**Written task**
Please report every line from the material that contains the word "kazetu".

Dataset items:
----

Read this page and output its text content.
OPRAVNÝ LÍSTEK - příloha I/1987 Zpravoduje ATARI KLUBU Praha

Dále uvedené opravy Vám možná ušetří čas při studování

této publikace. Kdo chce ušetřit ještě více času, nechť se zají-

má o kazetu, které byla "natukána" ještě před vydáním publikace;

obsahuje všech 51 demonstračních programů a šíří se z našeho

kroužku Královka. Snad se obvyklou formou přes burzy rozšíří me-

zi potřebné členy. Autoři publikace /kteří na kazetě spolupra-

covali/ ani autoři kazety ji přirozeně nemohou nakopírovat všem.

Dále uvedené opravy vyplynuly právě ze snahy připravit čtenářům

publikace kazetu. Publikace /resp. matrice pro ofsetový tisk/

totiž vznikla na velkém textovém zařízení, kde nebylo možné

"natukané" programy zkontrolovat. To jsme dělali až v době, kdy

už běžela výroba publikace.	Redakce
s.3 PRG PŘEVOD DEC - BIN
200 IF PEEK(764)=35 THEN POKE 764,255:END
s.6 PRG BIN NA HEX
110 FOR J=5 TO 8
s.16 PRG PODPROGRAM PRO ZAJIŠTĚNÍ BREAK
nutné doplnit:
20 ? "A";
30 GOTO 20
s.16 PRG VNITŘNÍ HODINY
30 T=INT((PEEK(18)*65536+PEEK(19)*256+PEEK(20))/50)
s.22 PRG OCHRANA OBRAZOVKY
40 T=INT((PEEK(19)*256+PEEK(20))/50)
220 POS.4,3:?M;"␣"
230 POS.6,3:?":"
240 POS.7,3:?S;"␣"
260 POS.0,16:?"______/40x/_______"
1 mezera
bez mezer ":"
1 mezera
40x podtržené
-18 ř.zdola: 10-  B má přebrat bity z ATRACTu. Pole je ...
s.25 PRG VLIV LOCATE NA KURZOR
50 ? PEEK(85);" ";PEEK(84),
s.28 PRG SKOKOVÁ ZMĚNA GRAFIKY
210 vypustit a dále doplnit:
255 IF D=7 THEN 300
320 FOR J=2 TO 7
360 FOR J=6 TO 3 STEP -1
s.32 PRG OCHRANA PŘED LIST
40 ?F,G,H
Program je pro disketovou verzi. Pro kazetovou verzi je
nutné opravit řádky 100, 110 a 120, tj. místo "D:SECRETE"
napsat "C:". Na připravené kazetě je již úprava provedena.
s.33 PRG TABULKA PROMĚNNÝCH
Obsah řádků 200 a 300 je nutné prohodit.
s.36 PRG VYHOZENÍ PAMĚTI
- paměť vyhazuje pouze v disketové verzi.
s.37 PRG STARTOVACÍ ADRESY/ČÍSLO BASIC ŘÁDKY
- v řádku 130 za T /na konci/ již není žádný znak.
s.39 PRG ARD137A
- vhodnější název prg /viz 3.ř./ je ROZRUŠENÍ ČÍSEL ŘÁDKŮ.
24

----

**Answer to the task**
má o kazetu, které byla "natukána" ještě před vydáním publikace;
publikace kazetu. Publikace /resp. matrice pro ofsetový tisk/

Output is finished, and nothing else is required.